* [The task] Reproduce each line exactly. Skip none.

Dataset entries
========================================================================
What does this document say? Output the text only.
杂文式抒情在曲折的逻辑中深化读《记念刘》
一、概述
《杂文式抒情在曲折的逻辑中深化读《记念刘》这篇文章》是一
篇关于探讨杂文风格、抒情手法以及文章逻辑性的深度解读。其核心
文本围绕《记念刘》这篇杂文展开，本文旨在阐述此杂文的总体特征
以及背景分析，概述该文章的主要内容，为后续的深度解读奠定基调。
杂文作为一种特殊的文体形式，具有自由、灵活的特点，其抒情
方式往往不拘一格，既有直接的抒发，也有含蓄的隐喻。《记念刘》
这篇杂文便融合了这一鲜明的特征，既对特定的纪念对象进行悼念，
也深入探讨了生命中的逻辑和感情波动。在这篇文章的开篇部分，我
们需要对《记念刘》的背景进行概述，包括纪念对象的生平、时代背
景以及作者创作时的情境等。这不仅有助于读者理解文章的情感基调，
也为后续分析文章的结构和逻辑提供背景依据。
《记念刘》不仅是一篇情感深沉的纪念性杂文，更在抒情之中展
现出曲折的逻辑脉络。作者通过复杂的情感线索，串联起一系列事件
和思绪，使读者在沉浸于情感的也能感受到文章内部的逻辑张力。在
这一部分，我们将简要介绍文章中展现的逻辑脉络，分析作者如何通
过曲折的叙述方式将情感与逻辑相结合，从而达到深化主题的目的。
========================================================================
* [Complete response]
What does this document say? Output the text only.
杂文式抒情在曲折的逻辑中深化读《记念刘》
一、概述
《杂文式抒情在曲折的逻辑中深化读《记念刘》这篇文章》是一
篇关于探讨杂文风格、抒情手法以及文章逻辑性的深度解读。其核心
文本围绕《记念刘》这篇杂文展开，本文旨在阐述此杂文的总体特征
以及背景分析，概述该文章的主要内容，为后续的深度解读奠定基调。
杂文作为一种特殊的文体形式，具有自由、灵活的特点，其抒情
方式往往不拘一格，既有直接的抒发，也有含蓄的隐喻。《记念刘》
这篇杂文便融合了这一鲜明的特征，既对特定的纪念对象进行悼念，
也深入探讨了生命中的逻辑和感情波动。在这篇文章的开篇部分，我
们需要对《记念刘》的背景进行概述，包括纪念对象的生平、时代背
景以及作者创作时的情境等。这不仅有助于读者理解文章的情感基调，
也为后续分析文章的结构和逻辑提供背景依据。
《记念刘》不仅是一篇情感深沉的纪念性杂文，更在抒情之中展
现出曲折的逻辑脉络。作者通过复杂的情感线索，串联起一系列事件
和思绪，使读者在沉浸于情感的也能感受到文章内部的逻辑张力。在
这一部分，我们将简要介绍文章中展现的逻辑脉络，分析作者如何通
过曲折的叙述方式将情感与逻辑相结合，从而达到深化主题的目的。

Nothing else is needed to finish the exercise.